WHAT NEEDS TO BE DONE:
Only the pictures stay out; every record is to be quoted exactly.

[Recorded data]
--
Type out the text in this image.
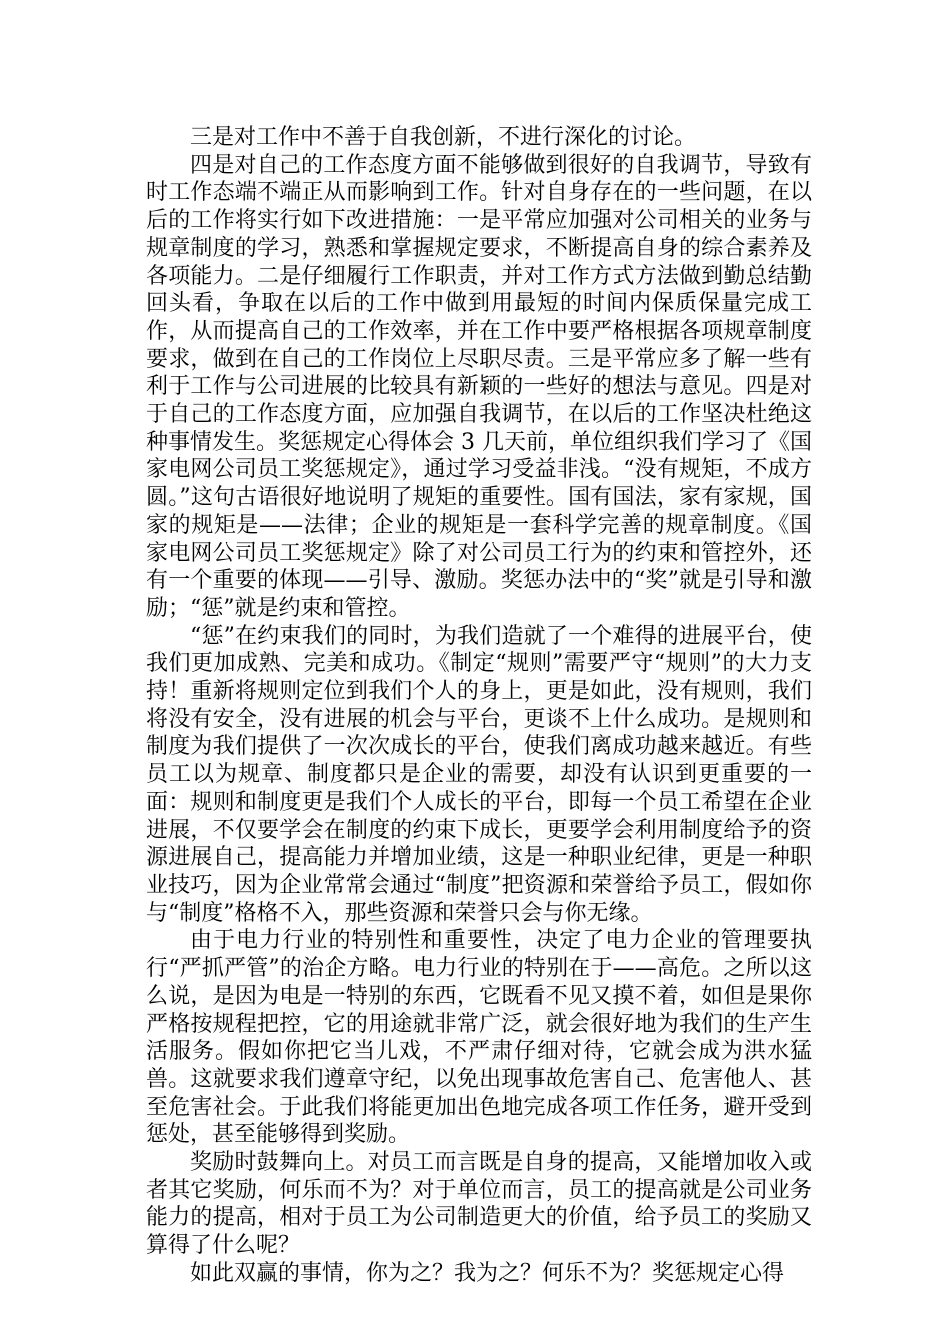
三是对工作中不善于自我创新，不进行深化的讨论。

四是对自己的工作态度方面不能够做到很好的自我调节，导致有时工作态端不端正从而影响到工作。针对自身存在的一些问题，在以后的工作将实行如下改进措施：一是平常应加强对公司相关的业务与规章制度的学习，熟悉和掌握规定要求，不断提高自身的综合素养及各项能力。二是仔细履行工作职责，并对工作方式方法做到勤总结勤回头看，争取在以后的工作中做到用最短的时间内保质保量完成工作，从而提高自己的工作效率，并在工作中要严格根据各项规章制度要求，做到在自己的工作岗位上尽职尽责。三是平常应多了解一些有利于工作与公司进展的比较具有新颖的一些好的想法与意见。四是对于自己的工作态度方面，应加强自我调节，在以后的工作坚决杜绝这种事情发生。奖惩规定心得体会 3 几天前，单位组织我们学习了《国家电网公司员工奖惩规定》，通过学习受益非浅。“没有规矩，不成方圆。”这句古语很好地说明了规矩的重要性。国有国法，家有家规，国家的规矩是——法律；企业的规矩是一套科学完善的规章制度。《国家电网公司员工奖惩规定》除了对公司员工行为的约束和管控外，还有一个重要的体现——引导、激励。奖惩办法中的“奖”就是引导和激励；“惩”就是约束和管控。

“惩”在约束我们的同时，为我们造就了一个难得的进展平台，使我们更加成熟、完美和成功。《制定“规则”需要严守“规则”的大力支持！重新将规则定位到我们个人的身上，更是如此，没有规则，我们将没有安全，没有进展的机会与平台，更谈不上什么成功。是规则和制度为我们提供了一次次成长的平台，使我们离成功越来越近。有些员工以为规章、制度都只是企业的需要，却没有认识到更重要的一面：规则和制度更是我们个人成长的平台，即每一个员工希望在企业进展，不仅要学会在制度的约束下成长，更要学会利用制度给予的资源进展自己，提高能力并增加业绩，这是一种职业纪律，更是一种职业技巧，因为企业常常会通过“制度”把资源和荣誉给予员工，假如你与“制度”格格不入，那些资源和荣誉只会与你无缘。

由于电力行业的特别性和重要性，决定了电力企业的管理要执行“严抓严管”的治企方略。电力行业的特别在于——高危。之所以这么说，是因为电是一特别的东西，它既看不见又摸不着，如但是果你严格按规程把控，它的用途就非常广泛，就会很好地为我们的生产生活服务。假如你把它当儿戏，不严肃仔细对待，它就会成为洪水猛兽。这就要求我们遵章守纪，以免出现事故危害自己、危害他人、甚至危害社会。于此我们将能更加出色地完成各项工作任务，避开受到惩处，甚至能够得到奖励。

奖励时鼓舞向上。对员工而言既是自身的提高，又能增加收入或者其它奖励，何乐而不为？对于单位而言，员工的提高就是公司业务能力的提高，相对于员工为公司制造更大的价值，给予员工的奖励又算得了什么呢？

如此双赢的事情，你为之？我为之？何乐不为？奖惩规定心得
--
ANSWER TO THIS PROBLEM:
Type out the text in this image.
三是对工作中不善于自我创新，不进行深化的讨论。

四是对自己的工作态度方面不能够做到很好的自我调节，导致有时工作态端不端正从而影响到工作。针对自身存在的一些问题，在以后的工作将实行如下改进措施：一是平常应加强对公司相关的业务与规章制度的学习，熟悉和掌握规定要求，不断提高自身的综合素养及各项能力。二是仔细履行工作职责，并对工作方式方法做到勤总结勤回头看，争取在以后的工作中做到用最短的时间内保质保量完成工作，从而提高自己的工作效率，并在工作中要严格根据各项规章制度要求，做到在自己的工作岗位上尽职尽责。三是平常应多了解一些有利于工作与公司进展的比较具有新颖的一些好的想法与意见。四是对于自己的工作态度方面，应加强自我调节，在以后的工作坚决杜绝这种事情发生。奖惩规定心得体会 3 几天前，单位组织我们学习了《国家电网公司员工奖惩规定》，通过学习受益非浅。“没有规矩，不成方圆。”这句古语很好地说明了规矩的重要性。国有国法，家有家规，国家的规矩是——法律；企业的规矩是一套科学完善的规章制度。《国家电网公司员工奖惩规定》除了对公司员工行为的约束和管控外，还有一个重要的体现——引导、激励。奖惩办法中的“奖”就是引导和激励；“惩”就是约束和管控。

“惩”在约束我们的同时，为我们造就了一个难得的进展平台，使我们更加成熟、完美和成功。《制定“规则”需要严守“规则”的大力支持！重新将规则定位到我们个人的身上，更是如此，没有规则，我们将没有安全，没有进展的机会与平台，更谈不上什么成功。是规则和制度为我们提供了一次次成长的平台，使我们离成功越来越近。有些员工以为规章、制度都只是企业的需要，却没有认识到更重要的一面：规则和制度更是我们个人成长的平台，即每一个员工希望在企业进展，不仅要学会在制度的约束下成长，更要学会利用制度给予的资源进展自己，提高能力并增加业绩，这是一种职业纪律，更是一种职业技巧，因为企业常常会通过“制度”把资源和荣誉给予员工，假如你与“制度”格格不入，那些资源和荣誉只会与你无缘。

由于电力行业的特别性和重要性，决定了电力企业的管理要执行“严抓严管”的治企方略。电力行业的特别在于——高危。之所以这么说，是因为电是一特别的东西，它既看不见又摸不着，如但是果你严格按规程把控，它的用途就非常广泛，就会很好地为我们的生产生活服务。假如你把它当儿戏，不严肃仔细对待，它就会成为洪水猛兽。这就要求我们遵章守纪，以免出现事故危害自己、危害他人、甚至危害社会。于此我们将能更加出色地完成各项工作任务，避开受到惩处，甚至能够得到奖励。

奖励时鼓舞向上。对员工而言既是自身的提高，又能增加收入或者其它奖励，何乐而不为？对于单位而言，员工的提高就是公司业务能力的提高，相对于员工为公司制造更大的价值，给予员工的奖励又算得了什么呢？

如此双赢的事情，你为之？我为之？何乐不为？奖惩规定心得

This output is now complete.